— START Material supplied —

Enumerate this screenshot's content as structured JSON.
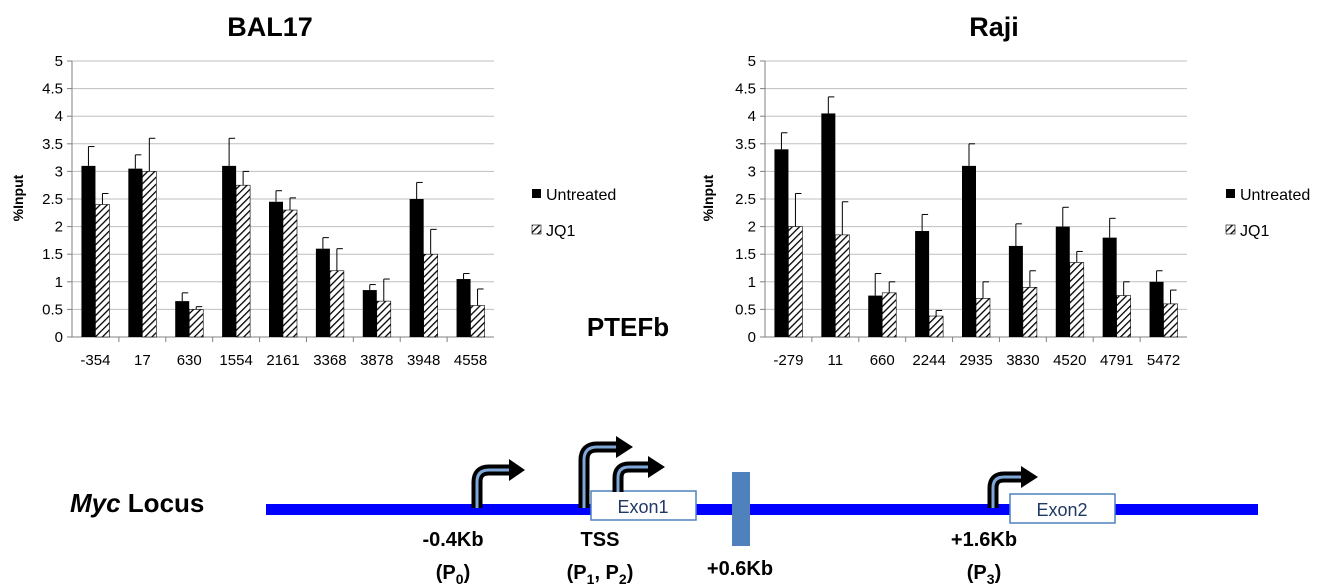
{
  "chart_data": [
    {
      "type": "bar",
      "title": "BAL17",
      "ylabel": "%Input",
      "ylim": [
        0,
        5
      ],
      "yticks": [
        "0",
        "0.5",
        "1",
        "1.5",
        "2",
        "2.5",
        "3",
        "3.5",
        "4",
        "4.5",
        "5"
      ],
      "grid": true,
      "legend_position": "right",
      "categories": [
        "-354",
        "17",
        "630",
        "1554",
        "2161",
        "3368",
        "3878",
        "3948",
        "4558"
      ],
      "series": [
        {
          "name": "Untreated",
          "fill": "solid",
          "color": "#000000",
          "values": [
            3.1,
            3.05,
            0.65,
            3.1,
            2.45,
            1.6,
            0.85,
            2.5,
            1.05
          ],
          "errors": [
            0.35,
            0.25,
            0.15,
            0.5,
            0.2,
            0.2,
            0.1,
            0.3,
            0.1
          ]
        },
        {
          "name": "JQ1",
          "fill": "hatched",
          "color": "#000000",
          "values": [
            2.4,
            3.0,
            0.5,
            2.75,
            2.3,
            1.2,
            0.65,
            1.5,
            0.57
          ],
          "errors": [
            0.2,
            0.6,
            0.05,
            0.25,
            0.22,
            0.4,
            0.4,
            0.45,
            0.3
          ]
        }
      ]
    },
    {
      "type": "bar",
      "title": "Raji",
      "ylabel": "%Input",
      "ylim": [
        0,
        5
      ],
      "yticks": [
        "0",
        "0.5",
        "1",
        "1.5",
        "2",
        "2.5",
        "3",
        "3.5",
        "4",
        "4.5",
        "5"
      ],
      "grid": true,
      "legend_position": "right",
      "categories": [
        "-279",
        "11",
        "660",
        "2244",
        "2935",
        "3830",
        "4520",
        "4791",
        "5472"
      ],
      "series": [
        {
          "name": "Untreated",
          "fill": "solid",
          "color": "#000000",
          "values": [
            3.4,
            4.05,
            0.75,
            1.92,
            3.1,
            1.65,
            2.0,
            1.8,
            1.0
          ],
          "errors": [
            0.3,
            0.3,
            0.4,
            0.3,
            0.4,
            0.4,
            0.35,
            0.35,
            0.2
          ]
        },
        {
          "name": "JQ1",
          "fill": "hatched",
          "color": "#000000",
          "values": [
            2.0,
            1.85,
            0.8,
            0.38,
            0.7,
            0.9,
            1.35,
            0.75,
            0.6
          ],
          "errors": [
            0.6,
            0.6,
            0.2,
            0.1,
            0.3,
            0.3,
            0.2,
            0.25,
            0.25
          ]
        }
      ]
    }
  ],
  "center_label": "PTEFb",
  "locus": {
    "title_italic": "Myc",
    "title_rest": " Locus",
    "line_color": "#0000ff",
    "marker_color": "#4f81bd",
    "arrow_color": "#000000",
    "arrow_inner_color": "#7fa8d8",
    "exons": [
      {
        "label": "Exon1"
      },
      {
        "label": "Exon2"
      }
    ],
    "labels": {
      "p0_pos": "-0.4Kb",
      "p0_main": "(P",
      "p0_sub": "0",
      "p0_end": ")",
      "tss": "TSS",
      "tss_color": "#ff0000",
      "p12_open": "(P",
      "p12_sub1": "1",
      "p12_mid": ", P",
      "p12_sub2": "2",
      "p12_end": ")",
      "plus06": "+0.6Kb",
      "p3_pos": "+1.6Kb",
      "p3_main": "(P",
      "p3_sub": "3",
      "p3_end": ")"
    }
  }
}
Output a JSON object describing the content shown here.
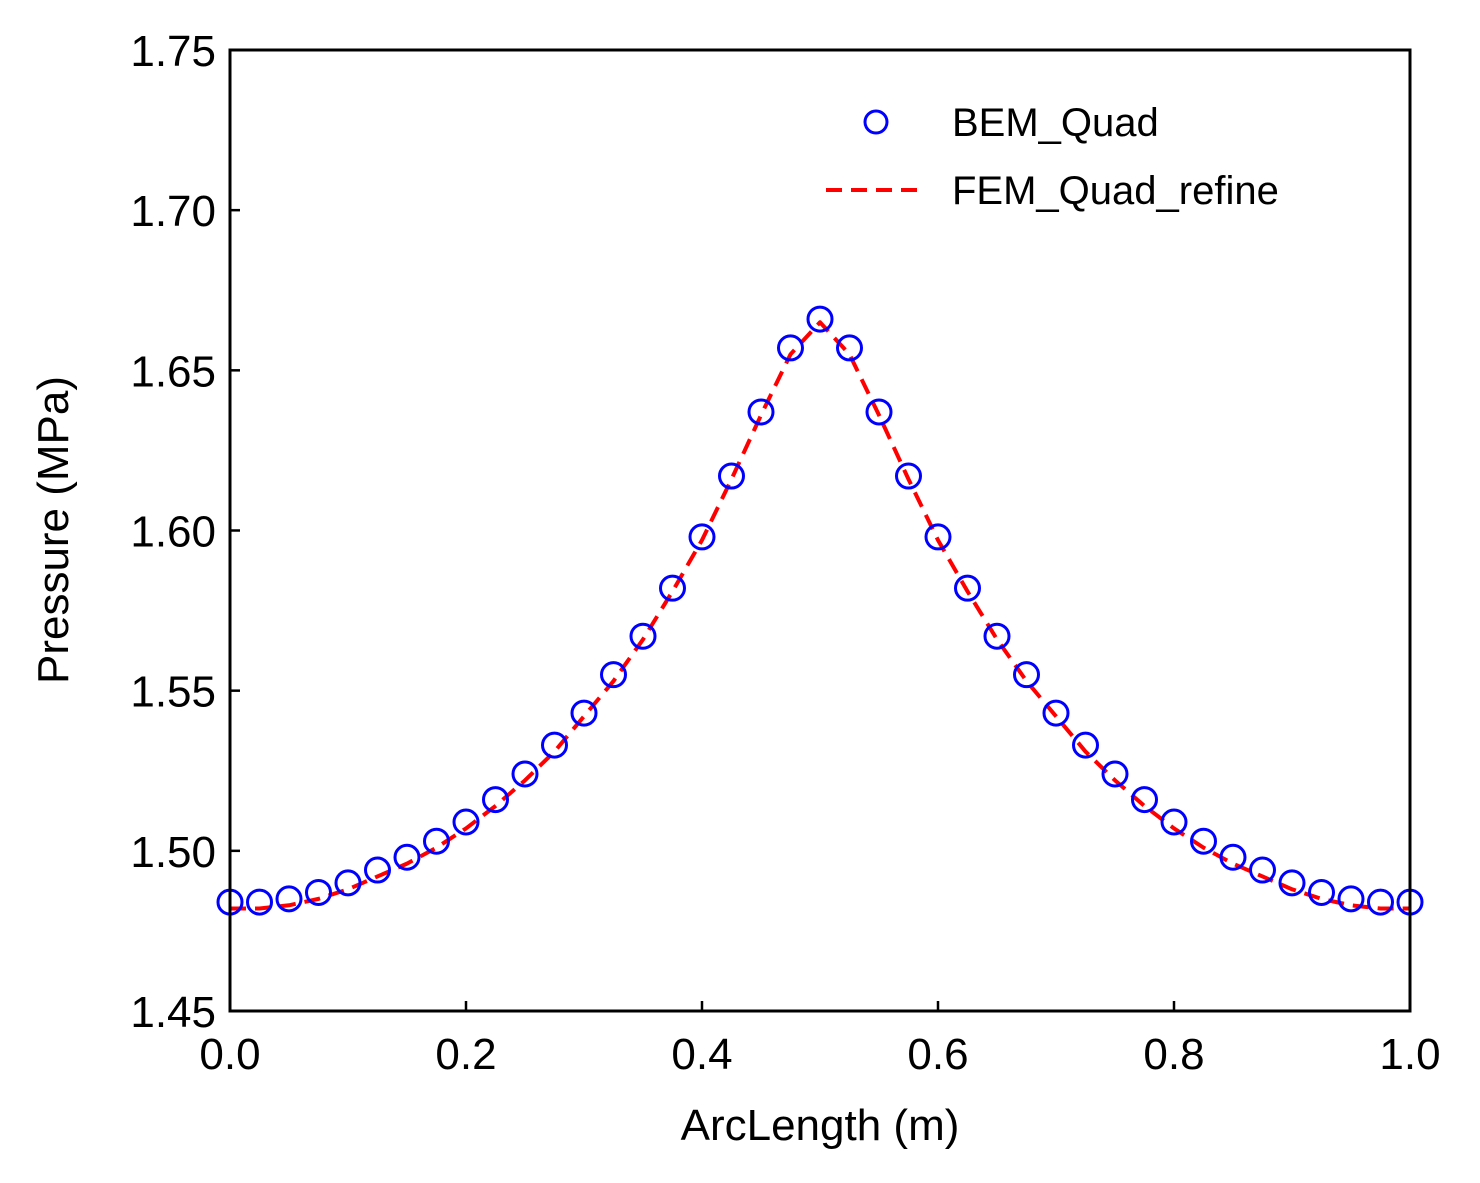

— END Material supplied —

■ Task directions: Quote the preceding listing precisely and completely, omitting its images.

■ Finished answer:
Enumerate this screenshot's content as structured JSON.
{
  "chart_data": [
    {
      "type": "bar",
      "title": "BAL17",
      "ylabel": "%Input",
      "ylim": [
        0,
        5
      ],
      "yticks": [
        "0",
        "0.5",
        "1",
        "1.5",
        "2",
        "2.5",
        "3",
        "3.5",
        "4",
        "4.5",
        "5"
      ],
      "grid": true,
      "legend_position": "right",
      "categories": [
        "-354",
        "17",
        "630",
        "1554",
        "2161",
        "3368",
        "3878",
        "3948",
        "4558"
      ],
      "series": [
        {
          "name": "Untreated",
          "fill": "solid",
          "color": "#000000",
          "values": [
            3.1,
            3.05,
            0.65,
            3.1,
            2.45,
            1.6,
            0.85,
            2.5,
            1.05
          ],
          "errors": [
            0.35,
            0.25,
            0.15,
            0.5,
            0.2,
            0.2,
            0.1,
            0.3,
            0.1
          ]
        },
        {
          "name": "JQ1",
          "fill": "hatched",
          "color": "#000000",
          "values": [
            2.4,
            3.0,
            0.5,
            2.75,
            2.3,
            1.2,
            0.65,
            1.5,
            0.57
          ],
          "errors": [
            0.2,
            0.6,
            0.05,
            0.25,
            0.22,
            0.4,
            0.4,
            0.45,
            0.3
          ]
        }
      ]
    },
    {
      "type": "bar",
      "title": "Raji",
      "ylabel": "%Input",
      "ylim": [
        0,
        5
      ],
      "yticks": [
        "0",
        "0.5",
        "1",
        "1.5",
        "2",
        "2.5",
        "3",
        "3.5",
        "4",
        "4.5",
        "5"
      ],
      "grid": true,
      "legend_position": "right",
      "categories": [
        "-279",
        "11",
        "660",
        "2244",
        "2935",
        "3830",
        "4520",
        "4791",
        "5472"
      ],
      "series": [
        {
          "name": "Untreated",
          "fill": "solid",
          "color": "#000000",
          "values": [
            3.4,
            4.05,
            0.75,
            1.92,
            3.1,
            1.65,
            2.0,
            1.8,
            1.0
          ],
          "errors": [
            0.3,
            0.3,
            0.4,
            0.3,
            0.4,
            0.4,
            0.35,
            0.35,
            0.2
          ]
        },
        {
          "name": "JQ1",
          "fill": "hatched",
          "color": "#000000",
          "values": [
            2.0,
            1.85,
            0.8,
            0.38,
            0.7,
            0.9,
            1.35,
            0.75,
            0.6
          ],
          "errors": [
            0.6,
            0.6,
            0.2,
            0.1,
            0.3,
            0.3,
            0.2,
            0.25,
            0.25
          ]
        }
      ]
    }
  ],
  "center_label": "PTEFb",
  "locus": {
    "title_italic": "Myc",
    "title_rest": " Locus",
    "line_color": "#0000ff",
    "marker_color": "#4f81bd",
    "arrow_color": "#000000",
    "arrow_inner_color": "#7fa8d8",
    "exons": [
      {
        "label": "Exon1"
      },
      {
        "label": "Exon2"
      }
    ],
    "labels": {
      "p0_pos": "-0.4Kb",
      "p0_main": "(P",
      "p0_sub": "0",
      "p0_end": ")",
      "tss": "TSS",
      "tss_color": "#ff0000",
      "p12_open": "(P",
      "p12_sub1": "1",
      "p12_mid": ", P",
      "p12_sub2": "2",
      "p12_end": ")",
      "plus06": "+0.6Kb",
      "p3_pos": "+1.6Kb",
      "p3_main": "(P",
      "p3_sub": "3",
      "p3_end": ")"
    }
  }
}
Output a JSON object describing the content shown here.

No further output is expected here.